Each record below is to be copied word for word, with pictures removed.

INFORMATION GIVEN:
========
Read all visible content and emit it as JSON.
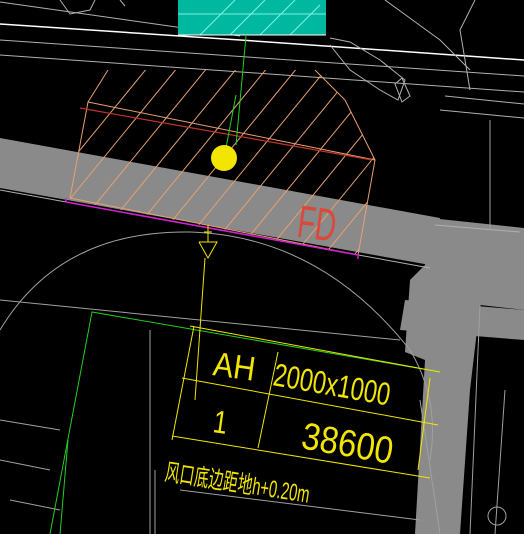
{
  "drawing": {
    "background": "#000000",
    "colors": {
      "wall": "#8a8a8a",
      "outline": "#e8a070",
      "hatch": "#e8a070",
      "red_line": "#c0342a",
      "magenta_line": "#d020d0",
      "yellow": "#f2e600",
      "green": "#22d022",
      "gray_line": "#b0b0b0",
      "cyan": "#00b8a0",
      "white_line": "#ffffff"
    },
    "marker_symbol": "yellow-circle-marker",
    "arrow_symbol": "down-arrow-icon",
    "fd_label": "FD",
    "table": {
      "row1_col1": "AH",
      "row1_col2": "2000x1000",
      "row2_col1": "1",
      "row2_col2": "38600",
      "note": "风口底边距地h+0.20m"
    }
  }
}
========
COMPLETED EXERCISE:
Read all visible content and emit it as JSON.
{
  "drawing": {
    "background": "#000000",
    "colors": {
      "wall": "#8a8a8a",
      "outline": "#e8a070",
      "hatch": "#e8a070",
      "red_line": "#c0342a",
      "magenta_line": "#d020d0",
      "yellow": "#f2e600",
      "green": "#22d022",
      "gray_line": "#b0b0b0",
      "cyan": "#00b8a0",
      "white_line": "#ffffff"
    },
    "marker_symbol": "yellow-circle-marker",
    "arrow_symbol": "down-arrow-icon",
    "fd_label": "FD",
    "table": {
      "row1_col1": "AH",
      "row1_col2": "2000x1000",
      "row2_col1": "1",
      "row2_col2": "38600",
      "note": "风口底边距地h+0.20m"
    }
  }
}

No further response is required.